**Given task 1:** In the page text on public benefit organisations below, translate this sentence into Spanish: "The only remaining prohibitions would be on foreign investment and on the direct or indirect distribution of proceeds to any person."

**Page text:**
Section 62 expanded the range of housing activities eligible for PBO status in terms of Part I of the Ninth Schedule, while sections 63 and 63 added these and additional conservation, environmental and animal welfare activities to list of donor deductible activities in Part II of the Ninth Schedule. These changes were unlikely to have significant impact on faith-based organisations, but they support them in principle.
Section 26 amended section 30 of the ITA to include local agencies or branches of foreign charities in the definition of PBO, provided that the parent organisation had the equivalent of PBO status in the country in which it was based. This change necessitated consequent changes to other sections of the ITA. In addition, the local branches of foreign PBOs would only be expected, on dissolution, to transfer their local assets (as opposed to all of their assets) to a similar organisation with in the Republic.
The SACC supported these changes but section 19 would amend section 18A of the ITA to limit 18A (donor deductibility) benefits to domestic PBOs. While it was understandable that SARS wanted to deny domestic tax credit for donations deployed outside of the Republic, it was likely that most donations to local branches of foreign charities would be used within the Republic. It would make more sense to make the 18A status of any given donation conditional on the end use of that donation rather than on the national home of the mediating agency.
Section 26 also abolished most of the restrictions on permissible PBO investments. The only remaining prohibitions would be on foreign investment and on the direct or indirect distribution of proceeds to any person. They supported these changes and the additional flexibility they afford to PBOs.
Section 26 would also delete Section 30(3)(g) of the ITA, which required a PBO to be registered with the Non-Profit Organisations (NPO) Directorate of the Department of Social Development within a period specified by the Commissioner. This was welcomed. They hoped that the Ministry of Finance would now urge government departments and agencies to use PBO status, rather than NPO status, as a criterion for assessment of eligibility to access public funds.
Section 11 of the amended Schedule 1 of the Value-Added Tax Act, 1991, to give effect to Government Guarantee 3 made to FIFA. It regulated the duty payable on goods imported duty free for use or sale during the 2010 World Cup, but then donated to a PBO. They had no objection to the principle that reasonable duties should be paid on such items.
Mr Y Bhamjee (ANC) asked if they had discussed their issues and concerns with SARS. If not, why not?

[Boxed element entries]
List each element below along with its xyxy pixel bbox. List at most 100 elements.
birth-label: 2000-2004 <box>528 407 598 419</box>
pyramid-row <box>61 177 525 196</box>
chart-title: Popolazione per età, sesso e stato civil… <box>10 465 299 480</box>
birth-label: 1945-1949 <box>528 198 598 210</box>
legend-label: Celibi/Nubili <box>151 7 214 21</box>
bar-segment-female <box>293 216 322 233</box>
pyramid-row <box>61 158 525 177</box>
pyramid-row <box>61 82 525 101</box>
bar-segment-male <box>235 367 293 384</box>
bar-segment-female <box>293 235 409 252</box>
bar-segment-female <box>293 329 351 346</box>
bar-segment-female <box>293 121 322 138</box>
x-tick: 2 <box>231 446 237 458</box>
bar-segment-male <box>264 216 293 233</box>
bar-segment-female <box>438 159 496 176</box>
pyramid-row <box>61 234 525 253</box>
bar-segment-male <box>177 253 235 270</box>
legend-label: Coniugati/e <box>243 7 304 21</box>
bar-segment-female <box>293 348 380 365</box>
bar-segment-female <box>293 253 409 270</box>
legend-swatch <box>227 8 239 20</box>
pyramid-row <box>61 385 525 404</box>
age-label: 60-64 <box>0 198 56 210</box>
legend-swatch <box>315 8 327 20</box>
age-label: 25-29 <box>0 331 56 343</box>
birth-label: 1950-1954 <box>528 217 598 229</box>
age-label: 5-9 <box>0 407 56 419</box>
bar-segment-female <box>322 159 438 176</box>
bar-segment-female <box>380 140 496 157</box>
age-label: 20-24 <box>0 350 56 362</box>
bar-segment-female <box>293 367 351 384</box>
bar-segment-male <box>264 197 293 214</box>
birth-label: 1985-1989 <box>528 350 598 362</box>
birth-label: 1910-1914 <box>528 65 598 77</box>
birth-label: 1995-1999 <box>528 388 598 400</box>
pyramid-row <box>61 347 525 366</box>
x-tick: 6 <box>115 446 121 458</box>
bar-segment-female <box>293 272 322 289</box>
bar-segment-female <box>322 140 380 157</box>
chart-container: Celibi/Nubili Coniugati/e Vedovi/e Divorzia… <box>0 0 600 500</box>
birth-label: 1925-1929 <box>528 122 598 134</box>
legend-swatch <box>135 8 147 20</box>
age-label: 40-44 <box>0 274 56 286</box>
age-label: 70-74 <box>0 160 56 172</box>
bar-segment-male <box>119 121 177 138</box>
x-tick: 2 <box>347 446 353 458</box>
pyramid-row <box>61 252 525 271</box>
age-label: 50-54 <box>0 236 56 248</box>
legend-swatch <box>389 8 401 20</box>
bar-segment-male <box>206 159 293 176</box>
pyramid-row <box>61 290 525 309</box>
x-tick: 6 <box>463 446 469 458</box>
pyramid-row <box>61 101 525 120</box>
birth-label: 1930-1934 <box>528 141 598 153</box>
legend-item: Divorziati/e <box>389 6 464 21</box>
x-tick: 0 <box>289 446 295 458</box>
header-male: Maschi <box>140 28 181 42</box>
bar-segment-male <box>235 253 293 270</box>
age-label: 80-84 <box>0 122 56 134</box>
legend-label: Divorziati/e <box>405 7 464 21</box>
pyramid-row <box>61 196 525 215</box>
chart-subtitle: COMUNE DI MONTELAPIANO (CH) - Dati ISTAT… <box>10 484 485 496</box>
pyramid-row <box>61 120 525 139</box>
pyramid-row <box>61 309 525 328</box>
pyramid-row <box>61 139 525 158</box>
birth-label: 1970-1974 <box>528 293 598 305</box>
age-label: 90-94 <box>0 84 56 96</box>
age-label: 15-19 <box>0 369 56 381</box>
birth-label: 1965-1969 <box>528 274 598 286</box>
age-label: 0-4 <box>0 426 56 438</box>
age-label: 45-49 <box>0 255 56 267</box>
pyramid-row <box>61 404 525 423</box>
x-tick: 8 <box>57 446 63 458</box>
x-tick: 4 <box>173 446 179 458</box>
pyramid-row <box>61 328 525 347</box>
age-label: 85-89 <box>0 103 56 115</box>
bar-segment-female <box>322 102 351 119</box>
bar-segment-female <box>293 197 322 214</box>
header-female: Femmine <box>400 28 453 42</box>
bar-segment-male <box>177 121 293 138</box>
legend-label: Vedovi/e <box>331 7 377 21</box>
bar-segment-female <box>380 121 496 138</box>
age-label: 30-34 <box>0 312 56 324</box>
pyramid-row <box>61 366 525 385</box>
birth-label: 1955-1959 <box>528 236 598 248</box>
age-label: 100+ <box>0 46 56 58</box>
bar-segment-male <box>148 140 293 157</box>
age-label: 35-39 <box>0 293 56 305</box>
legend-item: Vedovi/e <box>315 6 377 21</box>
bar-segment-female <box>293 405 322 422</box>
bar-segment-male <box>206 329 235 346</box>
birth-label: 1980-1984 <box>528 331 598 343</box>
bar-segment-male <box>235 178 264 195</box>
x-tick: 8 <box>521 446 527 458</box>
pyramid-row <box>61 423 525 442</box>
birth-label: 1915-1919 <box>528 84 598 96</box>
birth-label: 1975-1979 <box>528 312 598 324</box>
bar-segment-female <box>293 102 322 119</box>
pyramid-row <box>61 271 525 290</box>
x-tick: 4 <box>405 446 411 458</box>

**Given task 2:** Retype the records above, starting at their first line and ending at the line that contains "age-label: 60-64 <box>0 198 56 210</box>", with both of those lines included.

**Result 1:** Las únicas prohibiciones restantes serían sobre la inversión extranjera y sobre la distribución directa o indirecta de ganancias a cualquier persona.

**Result 2:**
List each element below along with its xyxy pixel bbox. List at most 100 elements.
birth-label: 2000-2004 <box>528 407 598 419</box>
pyramid-row <box>61 177 525 196</box>
chart-title: Popolazione per età, sesso e stato civil… <box>10 465 299 480</box>
birth-label: 1945-1949 <box>528 198 598 210</box>
legend-label: Celibi/Nubili <box>151 7 214 21</box>
bar-segment-female <box>293 216 322 233</box>
pyramid-row <box>61 158 525 177</box>
pyramid-row <box>61 82 525 101</box>
bar-segment-male <box>235 367 293 384</box>
bar-segment-female <box>293 235 409 252</box>
bar-segment-female <box>293 329 351 346</box>
bar-segment-female <box>293 121 322 138</box>
x-tick: 2 <box>231 446 237 458</box>
bar-segment-male <box>264 216 293 233</box>
bar-segment-female <box>438 159 496 176</box>
pyramid-row <box>61 234 525 253</box>
bar-segment-male <box>177 253 235 270</box>
legend-label: Coniugati/e <box>243 7 304 21</box>
bar-segment-female <box>293 348 380 365</box>
bar-segment-female <box>293 253 409 270</box>
legend-swatch <box>227 8 239 20</box>
pyramid-row <box>61 385 525 404</box>
age-label: 60-64 <box>0 198 56 210</box>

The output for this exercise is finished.